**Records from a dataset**
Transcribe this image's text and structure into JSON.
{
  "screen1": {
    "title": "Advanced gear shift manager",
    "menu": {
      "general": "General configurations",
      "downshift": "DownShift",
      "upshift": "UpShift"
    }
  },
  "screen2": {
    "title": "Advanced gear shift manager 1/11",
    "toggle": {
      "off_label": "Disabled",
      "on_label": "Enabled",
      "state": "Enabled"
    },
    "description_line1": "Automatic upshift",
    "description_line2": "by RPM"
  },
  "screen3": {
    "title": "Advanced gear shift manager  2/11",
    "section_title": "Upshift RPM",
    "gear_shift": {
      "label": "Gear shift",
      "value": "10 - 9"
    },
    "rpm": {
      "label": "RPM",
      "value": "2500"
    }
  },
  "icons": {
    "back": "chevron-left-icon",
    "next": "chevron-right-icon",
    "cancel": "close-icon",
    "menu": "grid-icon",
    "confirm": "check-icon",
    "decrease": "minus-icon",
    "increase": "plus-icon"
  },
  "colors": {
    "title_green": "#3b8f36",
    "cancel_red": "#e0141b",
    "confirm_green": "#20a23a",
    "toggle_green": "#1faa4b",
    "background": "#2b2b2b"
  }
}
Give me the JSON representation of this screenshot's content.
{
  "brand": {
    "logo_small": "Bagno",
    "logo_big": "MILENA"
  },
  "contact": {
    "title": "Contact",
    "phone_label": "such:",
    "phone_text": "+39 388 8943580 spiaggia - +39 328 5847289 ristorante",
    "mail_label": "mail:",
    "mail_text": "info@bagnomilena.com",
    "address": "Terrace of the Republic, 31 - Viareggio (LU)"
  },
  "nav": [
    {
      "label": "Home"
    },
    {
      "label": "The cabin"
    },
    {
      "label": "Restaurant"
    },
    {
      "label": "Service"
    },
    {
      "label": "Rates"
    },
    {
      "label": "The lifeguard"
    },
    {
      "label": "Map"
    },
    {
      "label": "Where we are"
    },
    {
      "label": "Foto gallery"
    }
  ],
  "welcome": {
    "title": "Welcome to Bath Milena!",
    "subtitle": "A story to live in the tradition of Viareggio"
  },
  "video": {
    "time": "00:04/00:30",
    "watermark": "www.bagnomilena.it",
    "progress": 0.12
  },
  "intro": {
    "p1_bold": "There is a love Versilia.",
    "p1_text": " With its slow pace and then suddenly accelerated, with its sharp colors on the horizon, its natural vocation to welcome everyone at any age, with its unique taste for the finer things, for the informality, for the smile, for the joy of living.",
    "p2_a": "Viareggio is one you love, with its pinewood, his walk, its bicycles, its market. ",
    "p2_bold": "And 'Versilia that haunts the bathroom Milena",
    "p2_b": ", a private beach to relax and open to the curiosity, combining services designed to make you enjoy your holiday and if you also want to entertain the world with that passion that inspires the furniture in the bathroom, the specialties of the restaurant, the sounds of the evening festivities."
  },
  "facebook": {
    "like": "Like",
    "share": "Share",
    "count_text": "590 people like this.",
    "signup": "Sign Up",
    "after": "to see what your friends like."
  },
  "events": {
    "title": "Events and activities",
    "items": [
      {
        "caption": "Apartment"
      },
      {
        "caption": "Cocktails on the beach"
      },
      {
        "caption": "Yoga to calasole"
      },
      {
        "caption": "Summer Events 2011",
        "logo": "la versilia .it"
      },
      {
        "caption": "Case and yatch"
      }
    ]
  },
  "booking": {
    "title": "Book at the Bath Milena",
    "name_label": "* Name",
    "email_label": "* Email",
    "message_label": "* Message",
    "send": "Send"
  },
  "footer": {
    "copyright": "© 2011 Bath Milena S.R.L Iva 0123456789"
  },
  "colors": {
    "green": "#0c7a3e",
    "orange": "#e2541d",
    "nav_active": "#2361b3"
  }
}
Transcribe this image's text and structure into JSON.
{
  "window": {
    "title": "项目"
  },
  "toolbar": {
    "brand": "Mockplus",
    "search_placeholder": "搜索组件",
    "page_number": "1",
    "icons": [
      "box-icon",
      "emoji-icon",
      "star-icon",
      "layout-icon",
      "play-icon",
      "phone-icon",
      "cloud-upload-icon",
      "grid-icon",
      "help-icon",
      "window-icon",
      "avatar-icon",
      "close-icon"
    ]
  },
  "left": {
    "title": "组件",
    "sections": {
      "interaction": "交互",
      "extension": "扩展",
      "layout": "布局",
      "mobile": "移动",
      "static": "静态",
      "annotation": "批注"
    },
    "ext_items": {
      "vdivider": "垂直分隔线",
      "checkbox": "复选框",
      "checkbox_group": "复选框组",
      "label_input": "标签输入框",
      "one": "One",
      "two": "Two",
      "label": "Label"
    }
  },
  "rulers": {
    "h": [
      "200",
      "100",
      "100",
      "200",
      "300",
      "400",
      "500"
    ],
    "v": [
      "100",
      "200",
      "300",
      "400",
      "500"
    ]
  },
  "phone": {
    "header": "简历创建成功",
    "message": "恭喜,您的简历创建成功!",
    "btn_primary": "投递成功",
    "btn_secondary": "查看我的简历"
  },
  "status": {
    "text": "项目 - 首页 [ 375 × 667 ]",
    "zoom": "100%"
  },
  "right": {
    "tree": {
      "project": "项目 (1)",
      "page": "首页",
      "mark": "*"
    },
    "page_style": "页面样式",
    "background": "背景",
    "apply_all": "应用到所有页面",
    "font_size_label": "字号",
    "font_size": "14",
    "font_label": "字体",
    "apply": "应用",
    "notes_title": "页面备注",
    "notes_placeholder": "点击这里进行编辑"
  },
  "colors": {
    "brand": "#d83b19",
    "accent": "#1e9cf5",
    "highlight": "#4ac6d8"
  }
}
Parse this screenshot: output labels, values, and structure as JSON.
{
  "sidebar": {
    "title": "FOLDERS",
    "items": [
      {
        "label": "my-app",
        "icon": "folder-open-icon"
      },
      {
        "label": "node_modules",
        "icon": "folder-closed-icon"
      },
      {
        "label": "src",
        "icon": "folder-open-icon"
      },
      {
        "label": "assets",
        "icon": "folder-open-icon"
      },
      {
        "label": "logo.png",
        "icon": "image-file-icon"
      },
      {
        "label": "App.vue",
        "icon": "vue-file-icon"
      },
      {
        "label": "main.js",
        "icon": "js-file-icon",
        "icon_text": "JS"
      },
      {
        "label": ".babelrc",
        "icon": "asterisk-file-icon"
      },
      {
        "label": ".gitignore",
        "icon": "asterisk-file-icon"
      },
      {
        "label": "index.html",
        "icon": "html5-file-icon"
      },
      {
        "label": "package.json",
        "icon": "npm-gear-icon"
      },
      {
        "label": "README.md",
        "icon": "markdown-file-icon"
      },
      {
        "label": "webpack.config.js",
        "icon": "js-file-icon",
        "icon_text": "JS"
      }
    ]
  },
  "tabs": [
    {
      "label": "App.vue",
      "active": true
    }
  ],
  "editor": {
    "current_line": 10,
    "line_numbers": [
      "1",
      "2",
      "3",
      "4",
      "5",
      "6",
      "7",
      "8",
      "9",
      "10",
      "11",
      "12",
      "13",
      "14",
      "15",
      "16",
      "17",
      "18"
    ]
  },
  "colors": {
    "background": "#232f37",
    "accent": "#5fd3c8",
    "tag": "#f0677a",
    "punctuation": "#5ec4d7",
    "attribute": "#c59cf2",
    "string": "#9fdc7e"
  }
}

**WHAT IS REQUIRED**
Copy all lines from the listing that contain "caption".

**RESPONSE**
        "caption": "Apartment"
        "caption": "Cocktails on the beach"
        "caption": "Yoga to calasole"
        "caption": "Summer Events 2011",
        "caption": "Case and yatch"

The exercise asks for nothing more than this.